Problems to work on
1 > Retype the passage of the rivaroxaban trial report starting with "Study Results" and going on through "reasons for discontinuation.".
2 > Write what comes next in the rivaroxaban trial report, picking up after its final sentence.

Document extract
__________
The composite primary endpoint of VTE occurrence did not reach statistical significance during the full study period. However, use of the anticoagulant resulted in a clinically meaningful and nominally significant 60% reduction of VTE events compared to placebo during the time patients were actively receiving treatment. Bleeding rates were low, though higher with rivaroxaban. The results were presented in a late-breaking trials session at the 60th American Society of Hematology (ASH; 1–4 December) Annual Meeting in San Diego.

“We want patients to focus on treating their cancer and getting better, without the concern and burden of blood clots,” said Alok Khorana (Cleveland Clinic, Cleveland, USA) lead investigator on the trial. “Building on prior research supporting the use of rivaroxaban for the treatment of VTE in patients with cancer, this new CASSINI data signal the role of rivaroxaban in preventing blood clots.” Khorana was compensated by Janssen for his role as chair of the CALLISTO advisory council and co-chair of the CASSINI steering committee.

Study Results

In the intent to treat (ITT) population, the primary efficacy composite endpoint (symptomatic or asymptomatic lower-extremity proximal DVT, symptomatic upper-extremity or distal lower-extremity DVT, symptomatic or incidental PE, and VTE-related death) occurred during the study period in 8.79% of patients in the placebo group and in 5.95% of patients treated with rivaroxaban 10mg once daily; however, this result was not statistically significant (HR=0.66; 95% CI, 0.40–1.09; p=0.101). Approximately 62.4% of patients completed the double-blind trial period from randomisation through the end of the study’s 180-day observation period, regardless of whether they discontinued the study medication. Withdrawal of consent and death were the primary reasons for discontinuation.

Researchers also examined the primary efficacy composite endpoint in all randomised patients, during the time they were actively taking treatment, known as the ‘on-treatment’ period. For this pre-specified analysis, rivaroxaban was associated with a statistically significant 60% reduction in VTE events compared to placebo (2.62% vs. 6.41%; HR=0.40; 95% CI, 0.20–0.80; p=0.007). The primary safety outcome, ISTH major bleeding, during the on-treatment period was low across both treatment arms and occurred in 4/404 (0.99%) patients treated with placebo and 8/405 (1.98%) patients treated with rivaroxaban; this result was not statistically significant, though the study was not powered to detect a significant difference. (HR=1.96; 95% CI, 0.59–6.49; p=0.265).
__________
Data excerpts
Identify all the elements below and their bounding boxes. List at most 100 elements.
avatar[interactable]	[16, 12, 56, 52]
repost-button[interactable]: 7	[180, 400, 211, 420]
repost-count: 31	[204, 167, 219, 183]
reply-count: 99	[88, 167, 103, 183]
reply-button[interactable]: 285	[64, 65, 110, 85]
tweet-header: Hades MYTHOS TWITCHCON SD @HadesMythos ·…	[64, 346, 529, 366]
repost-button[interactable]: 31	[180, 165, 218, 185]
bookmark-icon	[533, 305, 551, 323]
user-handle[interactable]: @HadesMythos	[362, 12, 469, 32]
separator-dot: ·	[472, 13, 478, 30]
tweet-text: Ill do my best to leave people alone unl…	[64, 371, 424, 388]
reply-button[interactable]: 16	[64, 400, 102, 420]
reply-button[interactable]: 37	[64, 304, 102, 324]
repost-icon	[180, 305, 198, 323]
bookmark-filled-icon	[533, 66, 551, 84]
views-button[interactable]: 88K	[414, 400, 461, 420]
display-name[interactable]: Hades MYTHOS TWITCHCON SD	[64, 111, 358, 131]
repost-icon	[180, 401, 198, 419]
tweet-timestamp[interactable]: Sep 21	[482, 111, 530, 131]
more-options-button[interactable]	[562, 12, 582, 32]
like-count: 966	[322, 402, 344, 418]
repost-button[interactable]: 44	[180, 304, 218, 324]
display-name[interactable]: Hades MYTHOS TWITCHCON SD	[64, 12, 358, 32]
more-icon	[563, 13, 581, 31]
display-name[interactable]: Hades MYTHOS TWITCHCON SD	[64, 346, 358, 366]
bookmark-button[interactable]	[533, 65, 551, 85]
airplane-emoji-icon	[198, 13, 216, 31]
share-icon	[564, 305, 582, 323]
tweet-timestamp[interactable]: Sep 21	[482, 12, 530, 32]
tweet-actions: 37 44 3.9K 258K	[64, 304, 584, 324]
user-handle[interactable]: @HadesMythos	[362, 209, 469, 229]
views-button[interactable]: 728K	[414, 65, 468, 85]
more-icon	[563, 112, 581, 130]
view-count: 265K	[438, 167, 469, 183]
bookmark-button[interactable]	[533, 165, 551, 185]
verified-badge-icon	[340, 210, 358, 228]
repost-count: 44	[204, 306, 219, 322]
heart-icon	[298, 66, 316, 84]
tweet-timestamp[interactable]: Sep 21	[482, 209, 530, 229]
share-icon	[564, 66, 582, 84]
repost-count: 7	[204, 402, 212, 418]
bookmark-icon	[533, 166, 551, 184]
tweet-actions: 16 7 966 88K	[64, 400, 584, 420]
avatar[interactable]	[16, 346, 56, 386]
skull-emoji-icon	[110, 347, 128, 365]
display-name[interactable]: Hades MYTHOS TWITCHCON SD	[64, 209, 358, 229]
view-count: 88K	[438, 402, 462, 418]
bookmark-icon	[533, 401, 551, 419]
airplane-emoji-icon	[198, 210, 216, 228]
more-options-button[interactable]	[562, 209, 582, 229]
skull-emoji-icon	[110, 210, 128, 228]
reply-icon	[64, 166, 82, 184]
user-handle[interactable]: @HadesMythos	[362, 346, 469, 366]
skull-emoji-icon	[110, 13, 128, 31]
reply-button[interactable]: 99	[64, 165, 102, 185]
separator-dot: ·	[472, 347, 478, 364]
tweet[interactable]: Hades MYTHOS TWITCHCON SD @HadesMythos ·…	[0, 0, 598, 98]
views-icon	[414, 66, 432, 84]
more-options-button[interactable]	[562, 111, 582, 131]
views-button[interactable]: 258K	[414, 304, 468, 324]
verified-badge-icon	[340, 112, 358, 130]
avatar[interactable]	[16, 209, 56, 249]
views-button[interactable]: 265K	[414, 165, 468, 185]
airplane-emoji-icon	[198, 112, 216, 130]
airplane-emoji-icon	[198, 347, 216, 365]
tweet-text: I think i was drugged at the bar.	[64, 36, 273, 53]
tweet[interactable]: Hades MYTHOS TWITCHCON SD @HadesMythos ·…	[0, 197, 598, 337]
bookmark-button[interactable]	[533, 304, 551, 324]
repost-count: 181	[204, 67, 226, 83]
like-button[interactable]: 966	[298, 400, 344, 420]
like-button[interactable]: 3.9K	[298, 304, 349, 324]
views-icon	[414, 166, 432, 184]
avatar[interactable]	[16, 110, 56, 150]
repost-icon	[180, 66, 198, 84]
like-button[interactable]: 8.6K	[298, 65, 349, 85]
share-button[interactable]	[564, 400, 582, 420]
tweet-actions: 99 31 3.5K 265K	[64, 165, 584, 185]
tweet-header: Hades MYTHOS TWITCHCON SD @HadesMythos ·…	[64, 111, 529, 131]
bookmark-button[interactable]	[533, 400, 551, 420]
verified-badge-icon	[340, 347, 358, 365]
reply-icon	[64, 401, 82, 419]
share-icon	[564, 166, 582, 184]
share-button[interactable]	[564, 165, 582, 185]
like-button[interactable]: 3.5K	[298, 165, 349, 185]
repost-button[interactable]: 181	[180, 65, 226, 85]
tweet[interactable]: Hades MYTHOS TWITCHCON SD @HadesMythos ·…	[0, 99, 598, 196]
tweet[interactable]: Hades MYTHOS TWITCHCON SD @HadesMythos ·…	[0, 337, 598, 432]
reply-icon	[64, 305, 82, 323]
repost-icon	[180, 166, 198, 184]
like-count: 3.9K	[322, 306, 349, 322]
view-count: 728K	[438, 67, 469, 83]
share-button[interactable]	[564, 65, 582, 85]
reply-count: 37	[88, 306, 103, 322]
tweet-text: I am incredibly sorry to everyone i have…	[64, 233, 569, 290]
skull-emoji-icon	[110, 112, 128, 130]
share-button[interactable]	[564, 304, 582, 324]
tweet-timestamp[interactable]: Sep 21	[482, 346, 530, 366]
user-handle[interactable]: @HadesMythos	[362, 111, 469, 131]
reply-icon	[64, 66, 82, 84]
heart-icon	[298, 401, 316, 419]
__________
Responses per task
1 >
Study Results

In the intent to treat (ITT) population, the primary efficacy composite endpoint (symptomatic or asymptomatic lower-extremity proximal DVT, symptomatic upper-extremity or distal lower-extremity DVT, symptomatic or incidental PE, and VTE-related death) occurred during the study period in 8.79% of patients in the placebo group and in 5.95% of patients treated with rivaroxaban 10mg once daily; however, this result was not statistically significant (HR=0.66; 95% CI, 0.40–1.09; p=0.101). Approximately 62.4% of patients completed the double-blind trial period from randomisation through the end of the study’s 180-day observation period, regardless of whether they discontinued the study medication. Withdrawal of consent and death were the primary reasons for discontinuation.

2 >
  • Of the total VTE events that occurred, approximately 39% were experienced by patients who had prematurely discontinued treatment.
  • All-cause mortality, a secondary efficacy endpoint, was similar between both groups at the end of the 180-day observation period (20% for rivaroxaban vs. 23.8% for placebo; HR=0.83; 95% CI, 0.62–1.11). Many patients died as a result of their cancer, with a small number of VTE-related deaths.
  • Efficacy and safety outcomes were consistent across all prespecified subgroups.

Despite being largely preventable, blood clots remain the second leading cause of death in patients with cancer. The risk of VTE, which comprises deep vein thrombosis (DVT) and pulmonary embolism (PE), is five times greater in people with cancer, and that risk is magnified in those receiving certain types of chemotherapy. VTE risk is also highest in the newly diagnosed and in those with more advanced, metastatic disease. Recent guidelines issued by the International Society on Thrombosis and Haemostasis (ISTH) and National Comprehensive Cancer Network (NCCN) recommend rivaroxaban as an option for the treatment of cancer-associated VTE. Currently, no medical therapy is approved for the primary prevention of VTE in high-risk, ambulatory cancer patients, due to limited clinical data.